### The request
Copy the lines holding the word "window", all of them.

### Dataset records
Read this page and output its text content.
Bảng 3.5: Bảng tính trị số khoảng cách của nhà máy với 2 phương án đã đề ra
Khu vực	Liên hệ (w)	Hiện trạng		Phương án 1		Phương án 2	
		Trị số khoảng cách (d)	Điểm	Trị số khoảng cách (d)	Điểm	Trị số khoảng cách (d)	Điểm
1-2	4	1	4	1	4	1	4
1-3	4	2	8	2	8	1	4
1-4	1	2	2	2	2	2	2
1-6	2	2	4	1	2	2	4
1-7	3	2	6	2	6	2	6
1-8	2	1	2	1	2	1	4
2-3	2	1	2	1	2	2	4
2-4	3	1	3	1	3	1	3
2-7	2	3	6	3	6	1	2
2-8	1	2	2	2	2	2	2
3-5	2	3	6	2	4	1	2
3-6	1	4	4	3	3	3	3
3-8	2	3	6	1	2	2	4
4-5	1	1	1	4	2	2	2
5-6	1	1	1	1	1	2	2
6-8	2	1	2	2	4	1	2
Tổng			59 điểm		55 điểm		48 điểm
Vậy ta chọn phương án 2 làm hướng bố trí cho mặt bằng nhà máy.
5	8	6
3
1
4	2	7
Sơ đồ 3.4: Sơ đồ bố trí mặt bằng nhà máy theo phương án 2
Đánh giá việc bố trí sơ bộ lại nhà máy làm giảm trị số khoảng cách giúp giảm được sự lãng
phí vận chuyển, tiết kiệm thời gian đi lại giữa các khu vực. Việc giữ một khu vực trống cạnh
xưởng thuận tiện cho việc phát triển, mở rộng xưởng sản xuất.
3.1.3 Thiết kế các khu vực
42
---
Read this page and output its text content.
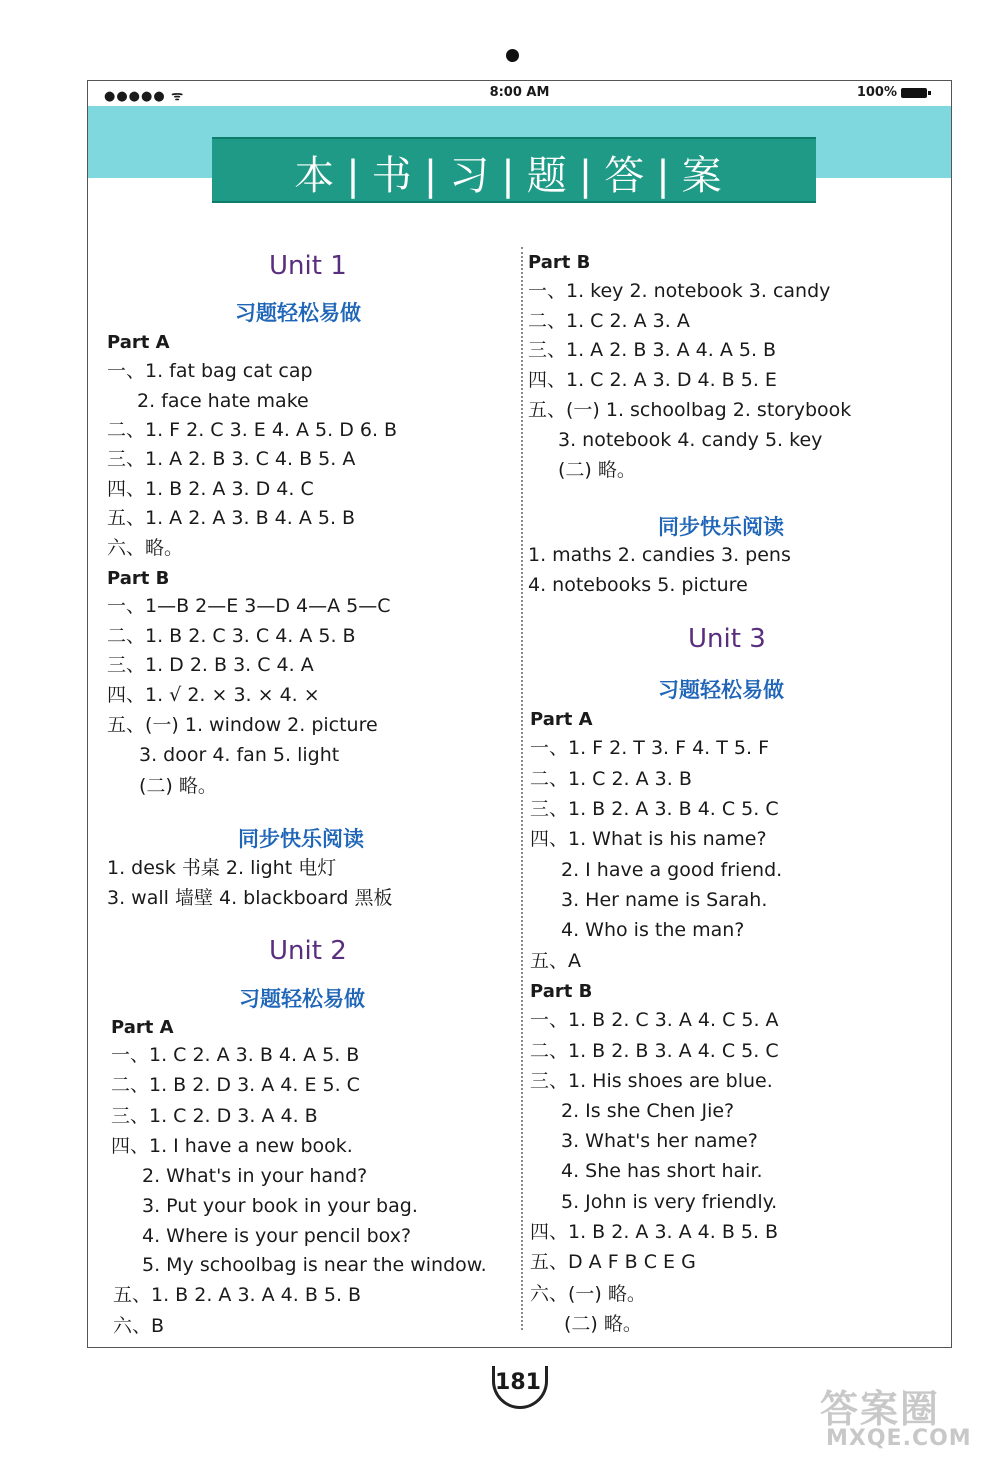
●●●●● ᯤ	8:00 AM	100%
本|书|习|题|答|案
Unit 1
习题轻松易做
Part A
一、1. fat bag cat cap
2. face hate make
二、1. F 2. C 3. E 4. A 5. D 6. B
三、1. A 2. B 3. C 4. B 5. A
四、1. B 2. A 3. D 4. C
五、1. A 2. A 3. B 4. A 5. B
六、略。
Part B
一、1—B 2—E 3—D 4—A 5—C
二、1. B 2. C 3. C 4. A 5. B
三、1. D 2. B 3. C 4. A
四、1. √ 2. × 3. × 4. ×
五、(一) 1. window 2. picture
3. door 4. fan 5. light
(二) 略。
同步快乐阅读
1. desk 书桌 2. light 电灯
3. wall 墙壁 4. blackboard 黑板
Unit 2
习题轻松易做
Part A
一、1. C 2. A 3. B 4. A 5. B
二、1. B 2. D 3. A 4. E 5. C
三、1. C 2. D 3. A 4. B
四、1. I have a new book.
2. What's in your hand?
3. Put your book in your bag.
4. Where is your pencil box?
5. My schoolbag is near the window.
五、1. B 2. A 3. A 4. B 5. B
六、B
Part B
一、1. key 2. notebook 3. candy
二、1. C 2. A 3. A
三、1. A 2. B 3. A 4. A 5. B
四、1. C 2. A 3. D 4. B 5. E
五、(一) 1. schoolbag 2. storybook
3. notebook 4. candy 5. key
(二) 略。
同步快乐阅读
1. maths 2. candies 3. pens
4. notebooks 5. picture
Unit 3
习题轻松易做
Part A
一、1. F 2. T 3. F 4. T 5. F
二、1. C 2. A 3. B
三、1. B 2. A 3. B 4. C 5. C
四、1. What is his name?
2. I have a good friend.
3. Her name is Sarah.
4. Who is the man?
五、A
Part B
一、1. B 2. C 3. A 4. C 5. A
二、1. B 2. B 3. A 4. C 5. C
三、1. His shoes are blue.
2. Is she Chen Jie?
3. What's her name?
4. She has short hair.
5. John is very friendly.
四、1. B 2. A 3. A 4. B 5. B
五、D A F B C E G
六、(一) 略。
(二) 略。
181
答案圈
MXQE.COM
--
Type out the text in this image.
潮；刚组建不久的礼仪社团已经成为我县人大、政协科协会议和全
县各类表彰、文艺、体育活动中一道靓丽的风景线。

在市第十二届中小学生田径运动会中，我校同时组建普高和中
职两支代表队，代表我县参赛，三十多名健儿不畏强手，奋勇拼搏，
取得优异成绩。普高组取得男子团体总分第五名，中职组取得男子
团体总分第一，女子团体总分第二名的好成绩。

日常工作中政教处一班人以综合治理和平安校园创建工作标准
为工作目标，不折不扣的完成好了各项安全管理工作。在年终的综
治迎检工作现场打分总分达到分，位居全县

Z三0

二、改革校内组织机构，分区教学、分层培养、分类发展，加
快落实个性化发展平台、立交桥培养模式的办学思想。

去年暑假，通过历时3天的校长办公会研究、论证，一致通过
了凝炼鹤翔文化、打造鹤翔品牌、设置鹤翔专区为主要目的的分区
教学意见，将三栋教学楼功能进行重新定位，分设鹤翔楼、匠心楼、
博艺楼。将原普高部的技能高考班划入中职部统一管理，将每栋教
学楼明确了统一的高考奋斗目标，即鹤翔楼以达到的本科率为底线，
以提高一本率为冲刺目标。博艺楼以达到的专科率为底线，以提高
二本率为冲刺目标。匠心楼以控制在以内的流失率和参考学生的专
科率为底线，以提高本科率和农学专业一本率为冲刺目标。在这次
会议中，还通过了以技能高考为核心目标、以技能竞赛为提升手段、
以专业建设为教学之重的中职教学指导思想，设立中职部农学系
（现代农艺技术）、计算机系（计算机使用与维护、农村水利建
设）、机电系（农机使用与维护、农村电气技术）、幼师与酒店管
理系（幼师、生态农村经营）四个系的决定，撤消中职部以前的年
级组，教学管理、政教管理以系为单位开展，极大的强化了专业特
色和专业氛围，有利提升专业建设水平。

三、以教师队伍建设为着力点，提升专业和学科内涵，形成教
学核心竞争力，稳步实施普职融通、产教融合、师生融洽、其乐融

### The reply
五、(一) 1. window 2. picture
5. My schoolbag is near the window.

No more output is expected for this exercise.